◆ Description of the task: In the listing below, find every line with the string "turn" and pull it out.

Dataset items
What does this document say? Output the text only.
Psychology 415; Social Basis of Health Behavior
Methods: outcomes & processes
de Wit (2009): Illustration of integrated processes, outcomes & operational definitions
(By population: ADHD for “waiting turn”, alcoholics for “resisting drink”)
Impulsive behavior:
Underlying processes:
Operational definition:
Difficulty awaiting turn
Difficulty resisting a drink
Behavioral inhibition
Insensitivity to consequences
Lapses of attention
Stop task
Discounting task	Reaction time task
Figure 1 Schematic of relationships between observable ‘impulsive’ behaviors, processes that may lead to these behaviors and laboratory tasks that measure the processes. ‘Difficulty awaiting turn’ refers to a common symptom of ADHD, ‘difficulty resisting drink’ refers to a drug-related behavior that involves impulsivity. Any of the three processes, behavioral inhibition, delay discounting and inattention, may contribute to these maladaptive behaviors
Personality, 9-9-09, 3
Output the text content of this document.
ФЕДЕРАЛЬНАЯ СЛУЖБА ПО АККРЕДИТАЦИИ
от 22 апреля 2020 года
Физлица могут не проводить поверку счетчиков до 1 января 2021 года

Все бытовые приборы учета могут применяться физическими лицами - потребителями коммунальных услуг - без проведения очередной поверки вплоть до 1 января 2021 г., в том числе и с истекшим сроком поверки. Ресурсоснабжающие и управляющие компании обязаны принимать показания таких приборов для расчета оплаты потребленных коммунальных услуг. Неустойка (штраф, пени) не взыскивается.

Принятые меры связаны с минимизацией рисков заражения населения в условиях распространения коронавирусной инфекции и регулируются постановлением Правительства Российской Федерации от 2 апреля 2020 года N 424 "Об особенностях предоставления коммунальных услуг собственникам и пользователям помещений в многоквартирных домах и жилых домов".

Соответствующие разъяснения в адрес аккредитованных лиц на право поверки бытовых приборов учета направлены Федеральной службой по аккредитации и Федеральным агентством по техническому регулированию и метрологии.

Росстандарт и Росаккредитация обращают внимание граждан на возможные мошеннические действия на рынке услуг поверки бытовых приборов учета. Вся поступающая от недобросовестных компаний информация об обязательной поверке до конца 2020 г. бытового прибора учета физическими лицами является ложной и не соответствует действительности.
...
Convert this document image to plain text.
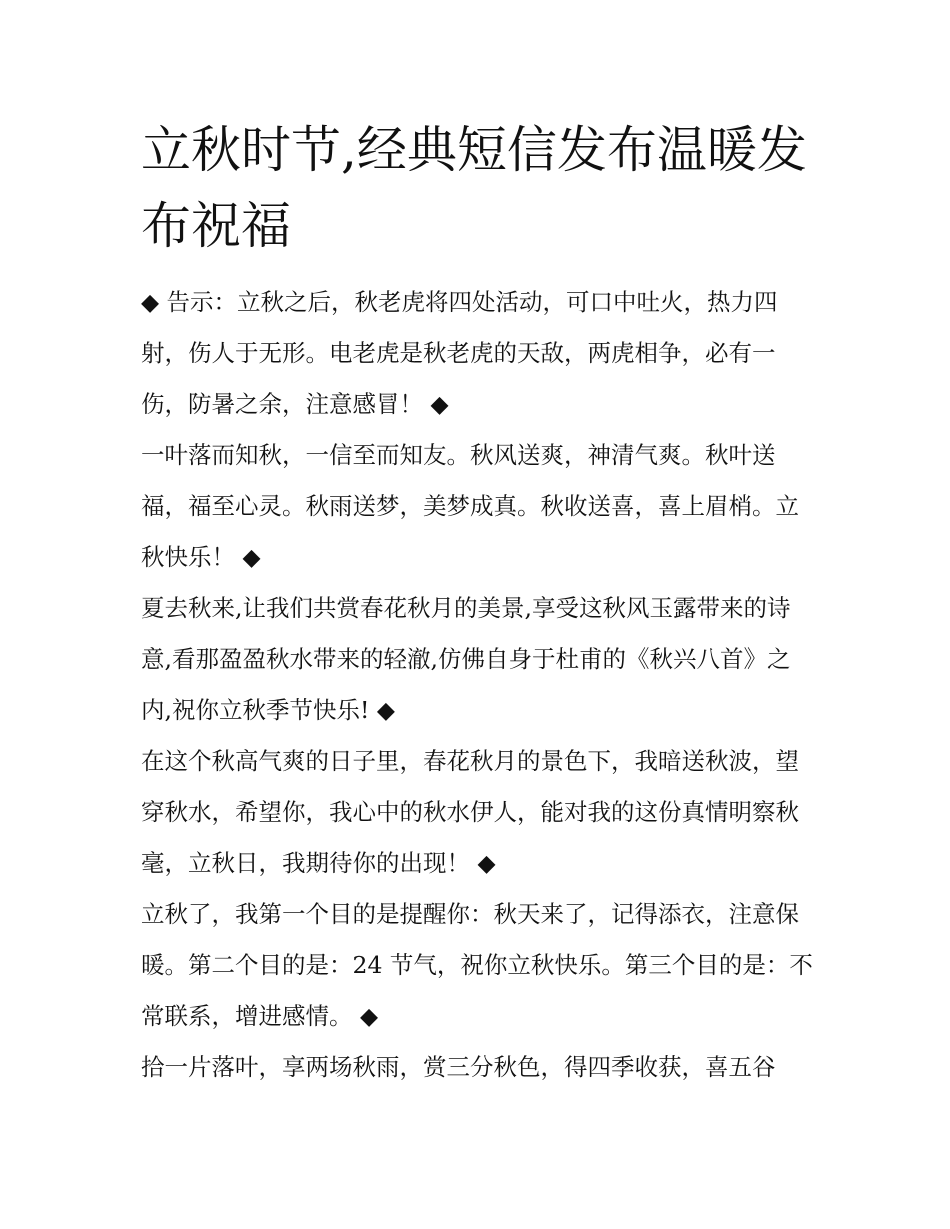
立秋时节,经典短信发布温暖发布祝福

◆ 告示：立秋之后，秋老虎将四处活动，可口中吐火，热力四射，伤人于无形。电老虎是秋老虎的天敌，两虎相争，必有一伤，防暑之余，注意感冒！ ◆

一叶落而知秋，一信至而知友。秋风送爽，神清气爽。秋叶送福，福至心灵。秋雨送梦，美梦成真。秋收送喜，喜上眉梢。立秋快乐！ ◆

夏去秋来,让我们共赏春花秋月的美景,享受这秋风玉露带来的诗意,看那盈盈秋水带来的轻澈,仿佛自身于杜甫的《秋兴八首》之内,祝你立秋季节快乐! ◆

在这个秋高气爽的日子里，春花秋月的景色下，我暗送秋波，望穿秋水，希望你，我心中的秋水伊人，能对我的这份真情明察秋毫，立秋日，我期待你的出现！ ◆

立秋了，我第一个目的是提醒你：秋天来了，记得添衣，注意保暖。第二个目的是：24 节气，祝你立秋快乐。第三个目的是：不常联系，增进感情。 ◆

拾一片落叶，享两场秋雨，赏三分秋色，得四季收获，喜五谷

◆ Exercise result:
(By population: ADHD for “waiting turn”, alcoholics for “resisting drink”)
Difficulty awaiting turn
Figure 1 Schematic of relationships between observable ‘impulsive’ behaviors, processes that may lead to these behaviors and laboratory tasks that measure the processes. ‘Difficulty awaiting turn’ refers to a common symptom of ADHD, ‘difficulty resisting drink’ refers to a drug-related behavior that involves impulsivity. Any of the three processes, behavioral inhibition, delay discounting and inattention, may contribute to these maladaptive behaviors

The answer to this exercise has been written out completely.